BEGIN

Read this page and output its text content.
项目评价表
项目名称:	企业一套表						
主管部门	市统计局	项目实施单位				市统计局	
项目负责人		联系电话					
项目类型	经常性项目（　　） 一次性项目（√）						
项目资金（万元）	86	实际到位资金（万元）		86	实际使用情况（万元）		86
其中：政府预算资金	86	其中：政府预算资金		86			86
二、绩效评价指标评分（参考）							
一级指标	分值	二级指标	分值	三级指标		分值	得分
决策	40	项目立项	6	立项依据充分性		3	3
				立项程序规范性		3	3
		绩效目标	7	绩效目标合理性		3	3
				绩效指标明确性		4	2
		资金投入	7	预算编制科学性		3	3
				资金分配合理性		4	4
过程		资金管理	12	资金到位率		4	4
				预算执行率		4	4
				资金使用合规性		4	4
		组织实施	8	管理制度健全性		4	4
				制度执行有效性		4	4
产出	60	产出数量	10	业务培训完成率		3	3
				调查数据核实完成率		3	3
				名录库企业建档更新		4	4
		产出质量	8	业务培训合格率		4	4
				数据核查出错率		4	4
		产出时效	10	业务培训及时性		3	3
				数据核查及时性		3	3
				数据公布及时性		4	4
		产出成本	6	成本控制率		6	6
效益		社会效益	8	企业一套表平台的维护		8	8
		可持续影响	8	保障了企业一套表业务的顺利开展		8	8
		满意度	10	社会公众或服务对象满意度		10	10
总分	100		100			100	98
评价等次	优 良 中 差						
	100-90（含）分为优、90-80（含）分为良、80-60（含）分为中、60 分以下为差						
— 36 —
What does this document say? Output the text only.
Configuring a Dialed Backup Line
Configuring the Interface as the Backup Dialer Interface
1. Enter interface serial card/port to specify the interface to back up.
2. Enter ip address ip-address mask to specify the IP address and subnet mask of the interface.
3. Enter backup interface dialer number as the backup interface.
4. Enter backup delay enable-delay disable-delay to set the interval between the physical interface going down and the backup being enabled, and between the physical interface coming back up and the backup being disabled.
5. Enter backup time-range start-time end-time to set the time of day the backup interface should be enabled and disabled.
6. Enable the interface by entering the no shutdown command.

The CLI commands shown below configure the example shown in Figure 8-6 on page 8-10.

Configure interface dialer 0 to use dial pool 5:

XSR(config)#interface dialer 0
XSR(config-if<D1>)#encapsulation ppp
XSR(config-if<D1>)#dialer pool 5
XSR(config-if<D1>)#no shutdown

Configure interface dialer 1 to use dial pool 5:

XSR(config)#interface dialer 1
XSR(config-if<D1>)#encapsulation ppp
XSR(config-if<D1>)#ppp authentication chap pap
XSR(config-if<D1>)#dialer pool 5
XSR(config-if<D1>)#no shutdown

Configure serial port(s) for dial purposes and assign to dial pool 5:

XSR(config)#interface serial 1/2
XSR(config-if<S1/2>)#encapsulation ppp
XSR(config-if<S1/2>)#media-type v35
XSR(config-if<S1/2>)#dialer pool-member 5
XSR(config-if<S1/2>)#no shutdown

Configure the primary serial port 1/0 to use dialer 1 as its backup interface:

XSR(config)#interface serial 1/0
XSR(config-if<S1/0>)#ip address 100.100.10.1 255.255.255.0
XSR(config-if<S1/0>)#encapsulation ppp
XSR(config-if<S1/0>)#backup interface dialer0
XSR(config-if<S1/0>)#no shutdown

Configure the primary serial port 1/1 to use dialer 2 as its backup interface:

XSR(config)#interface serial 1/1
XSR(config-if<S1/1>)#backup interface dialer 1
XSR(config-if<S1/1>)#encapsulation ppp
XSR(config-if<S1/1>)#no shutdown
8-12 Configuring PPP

END

WRITTEN REQUEST: Determine the count of lines in the data above with the string "address" in them, and give that count alone.

THE COMPLETED TASK: 2